▶ _Your objective_:
Could you output each line of the data that follows exactly?

___ Material for this task ___

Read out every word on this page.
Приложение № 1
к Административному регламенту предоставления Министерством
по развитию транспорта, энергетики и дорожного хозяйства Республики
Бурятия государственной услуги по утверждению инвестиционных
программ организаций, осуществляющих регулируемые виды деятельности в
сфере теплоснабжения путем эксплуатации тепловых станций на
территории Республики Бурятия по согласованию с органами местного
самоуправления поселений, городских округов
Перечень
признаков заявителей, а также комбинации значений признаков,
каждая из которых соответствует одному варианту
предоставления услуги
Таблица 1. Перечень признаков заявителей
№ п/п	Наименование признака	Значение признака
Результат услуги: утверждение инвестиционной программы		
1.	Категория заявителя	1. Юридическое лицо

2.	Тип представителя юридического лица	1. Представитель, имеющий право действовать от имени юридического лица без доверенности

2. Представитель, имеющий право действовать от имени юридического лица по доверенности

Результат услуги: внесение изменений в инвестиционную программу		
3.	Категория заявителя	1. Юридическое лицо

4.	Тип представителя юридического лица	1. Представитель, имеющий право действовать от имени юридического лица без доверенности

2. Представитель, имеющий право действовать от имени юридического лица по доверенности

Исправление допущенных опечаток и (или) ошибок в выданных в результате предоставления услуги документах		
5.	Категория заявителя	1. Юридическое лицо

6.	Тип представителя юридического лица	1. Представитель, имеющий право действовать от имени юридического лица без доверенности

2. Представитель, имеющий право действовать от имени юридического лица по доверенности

___

▶ _Completed exercise_:
Read out every word on this page.
Приложение № 1
к Административному регламенту предоставления Министерством
по развитию транспорта, энергетики и дорожного хозяйства Республики
Бурятия государственной услуги по утверждению инвестиционных
программ организаций, осуществляющих регулируемые виды деятельности в
сфере теплоснабжения путем эксплуатации тепловых станций на
территории Республики Бурятия по согласованию с органами местного
самоуправления поселений, городских округов
Перечень
признаков заявителей, а также комбинации значений признаков,
каждая из которых соответствует одному варианту
предоставления услуги
Таблица 1. Перечень признаков заявителей
№ п/п	Наименование признака	Значение признака
Результат услуги: утверждение инвестиционной программы		
1.	Категория заявителя	1. Юридическое лицо

2.	Тип представителя юридического лица	1. Представитель, имеющий право действовать от имени юридического лица без доверенности

2. Представитель, имеющий право действовать от имени юридического лица по доверенности

Результат услуги: внесение изменений в инвестиционную программу		
3.	Категория заявителя	1. Юридическое лицо

4.	Тип представителя юридического лица	1. Представитель, имеющий право действовать от имени юридического лица без доверенности

2. Представитель, имеющий право действовать от имени юридического лица по доверенности

Исправление допущенных опечаток и (или) ошибок в выданных в результате предоставления услуги документах		
5.	Категория заявителя	1. Юридическое лицо

6.	Тип представителя юридического лица	1. Представитель, имеющий право действовать от имени юридического лица без доверенности

2. Представитель, имеющий право действовать от имени юридического лица по доверенности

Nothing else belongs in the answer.